**Written instruction**
Collect all lines from the listing that include the string "called".

━━━ Rows ━━━

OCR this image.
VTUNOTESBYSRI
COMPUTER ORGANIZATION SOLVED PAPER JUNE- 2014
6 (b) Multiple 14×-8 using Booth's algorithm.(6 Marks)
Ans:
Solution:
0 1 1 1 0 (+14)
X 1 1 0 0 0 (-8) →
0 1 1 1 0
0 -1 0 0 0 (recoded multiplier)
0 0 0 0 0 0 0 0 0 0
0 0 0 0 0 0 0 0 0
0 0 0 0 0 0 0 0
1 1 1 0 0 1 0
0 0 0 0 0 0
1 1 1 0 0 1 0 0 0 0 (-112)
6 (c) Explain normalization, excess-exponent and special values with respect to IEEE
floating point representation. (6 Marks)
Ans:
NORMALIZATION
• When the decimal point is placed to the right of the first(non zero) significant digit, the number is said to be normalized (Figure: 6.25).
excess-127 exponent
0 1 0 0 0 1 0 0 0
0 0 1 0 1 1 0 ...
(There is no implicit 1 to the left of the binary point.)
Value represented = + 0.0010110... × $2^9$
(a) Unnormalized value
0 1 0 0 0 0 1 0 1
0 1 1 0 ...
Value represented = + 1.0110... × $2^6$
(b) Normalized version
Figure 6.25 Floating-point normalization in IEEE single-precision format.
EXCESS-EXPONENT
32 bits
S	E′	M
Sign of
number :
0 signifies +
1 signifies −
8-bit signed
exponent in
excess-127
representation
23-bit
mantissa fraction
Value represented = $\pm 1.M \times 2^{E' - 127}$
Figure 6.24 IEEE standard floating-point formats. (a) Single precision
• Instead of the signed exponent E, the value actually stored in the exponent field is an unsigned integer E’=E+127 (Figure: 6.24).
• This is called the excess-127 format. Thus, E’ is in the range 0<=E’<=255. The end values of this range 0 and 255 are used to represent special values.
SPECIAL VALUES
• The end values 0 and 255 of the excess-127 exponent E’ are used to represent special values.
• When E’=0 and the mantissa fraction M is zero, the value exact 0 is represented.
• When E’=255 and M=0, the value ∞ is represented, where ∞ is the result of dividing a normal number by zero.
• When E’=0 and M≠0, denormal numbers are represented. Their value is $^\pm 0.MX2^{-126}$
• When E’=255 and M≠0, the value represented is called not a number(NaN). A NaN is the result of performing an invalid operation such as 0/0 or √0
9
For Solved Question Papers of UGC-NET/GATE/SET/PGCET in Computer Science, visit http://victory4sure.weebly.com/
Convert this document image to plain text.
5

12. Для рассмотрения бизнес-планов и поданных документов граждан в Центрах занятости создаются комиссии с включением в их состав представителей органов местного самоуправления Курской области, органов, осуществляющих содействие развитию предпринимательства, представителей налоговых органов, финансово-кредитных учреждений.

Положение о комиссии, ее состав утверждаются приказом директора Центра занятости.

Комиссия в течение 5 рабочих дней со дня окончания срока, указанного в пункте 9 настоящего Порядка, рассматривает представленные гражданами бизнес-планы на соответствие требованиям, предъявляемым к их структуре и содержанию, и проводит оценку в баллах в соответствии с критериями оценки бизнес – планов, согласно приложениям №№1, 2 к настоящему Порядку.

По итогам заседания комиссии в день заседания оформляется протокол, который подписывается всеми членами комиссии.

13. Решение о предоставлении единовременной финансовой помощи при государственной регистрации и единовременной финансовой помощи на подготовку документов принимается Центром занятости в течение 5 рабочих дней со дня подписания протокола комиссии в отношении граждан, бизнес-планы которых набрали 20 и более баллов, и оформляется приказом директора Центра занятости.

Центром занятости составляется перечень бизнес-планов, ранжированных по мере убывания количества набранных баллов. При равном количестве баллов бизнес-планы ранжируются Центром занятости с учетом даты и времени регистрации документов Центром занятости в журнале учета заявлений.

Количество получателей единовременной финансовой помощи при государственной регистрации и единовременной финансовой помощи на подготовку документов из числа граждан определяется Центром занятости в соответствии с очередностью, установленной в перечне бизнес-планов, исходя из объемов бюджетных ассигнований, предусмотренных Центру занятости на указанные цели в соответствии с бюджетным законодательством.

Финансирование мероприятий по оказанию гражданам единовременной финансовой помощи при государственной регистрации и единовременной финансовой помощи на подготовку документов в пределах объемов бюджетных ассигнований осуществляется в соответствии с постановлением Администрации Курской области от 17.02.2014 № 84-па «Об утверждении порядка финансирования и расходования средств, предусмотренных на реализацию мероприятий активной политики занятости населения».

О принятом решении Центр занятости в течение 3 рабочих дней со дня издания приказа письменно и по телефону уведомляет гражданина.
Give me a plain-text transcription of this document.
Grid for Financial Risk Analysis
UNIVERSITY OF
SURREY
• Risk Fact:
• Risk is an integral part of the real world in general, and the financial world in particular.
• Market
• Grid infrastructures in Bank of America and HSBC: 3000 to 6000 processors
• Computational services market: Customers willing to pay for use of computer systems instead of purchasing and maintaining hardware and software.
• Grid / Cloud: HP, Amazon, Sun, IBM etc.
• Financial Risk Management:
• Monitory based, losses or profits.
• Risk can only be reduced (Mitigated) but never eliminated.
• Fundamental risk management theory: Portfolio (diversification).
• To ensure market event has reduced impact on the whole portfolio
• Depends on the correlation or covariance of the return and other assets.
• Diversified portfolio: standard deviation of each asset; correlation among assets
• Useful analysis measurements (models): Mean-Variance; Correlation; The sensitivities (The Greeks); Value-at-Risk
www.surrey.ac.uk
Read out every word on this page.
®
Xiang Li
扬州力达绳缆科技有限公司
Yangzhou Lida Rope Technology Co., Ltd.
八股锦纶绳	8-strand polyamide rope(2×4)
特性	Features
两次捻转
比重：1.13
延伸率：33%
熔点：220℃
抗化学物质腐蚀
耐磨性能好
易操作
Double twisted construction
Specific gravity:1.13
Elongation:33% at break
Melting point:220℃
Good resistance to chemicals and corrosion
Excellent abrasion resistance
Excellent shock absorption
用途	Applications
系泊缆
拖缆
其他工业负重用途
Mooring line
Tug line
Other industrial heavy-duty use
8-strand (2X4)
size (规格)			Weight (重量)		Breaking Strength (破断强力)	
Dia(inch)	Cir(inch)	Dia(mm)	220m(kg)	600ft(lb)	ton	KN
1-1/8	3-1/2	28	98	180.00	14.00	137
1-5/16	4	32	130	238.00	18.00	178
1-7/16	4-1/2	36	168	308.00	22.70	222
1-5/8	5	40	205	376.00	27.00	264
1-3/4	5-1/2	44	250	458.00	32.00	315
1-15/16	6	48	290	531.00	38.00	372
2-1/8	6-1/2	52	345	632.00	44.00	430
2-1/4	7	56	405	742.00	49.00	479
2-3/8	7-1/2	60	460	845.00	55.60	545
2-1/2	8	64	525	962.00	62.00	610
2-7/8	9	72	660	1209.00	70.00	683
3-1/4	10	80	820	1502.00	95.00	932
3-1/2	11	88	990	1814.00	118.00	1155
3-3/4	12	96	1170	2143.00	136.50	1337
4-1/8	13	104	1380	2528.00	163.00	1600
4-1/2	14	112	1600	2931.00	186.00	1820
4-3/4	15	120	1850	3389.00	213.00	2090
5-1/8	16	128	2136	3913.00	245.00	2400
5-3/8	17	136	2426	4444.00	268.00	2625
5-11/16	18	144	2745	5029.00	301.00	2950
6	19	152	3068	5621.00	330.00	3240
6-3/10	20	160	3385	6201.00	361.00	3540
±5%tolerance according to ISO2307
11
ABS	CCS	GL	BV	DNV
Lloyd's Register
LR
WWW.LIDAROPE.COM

━━━

**Output below**
• This is called the excess-127 format. Thus, E’ is in the range 0<=E’<=255. The end values of this range 0 and 255 are used to represent special values.
• When E’=255 and M≠0, the value represented is called not a number(NaN). A NaN is the result of performing an invalid operation such as 0/0 or √0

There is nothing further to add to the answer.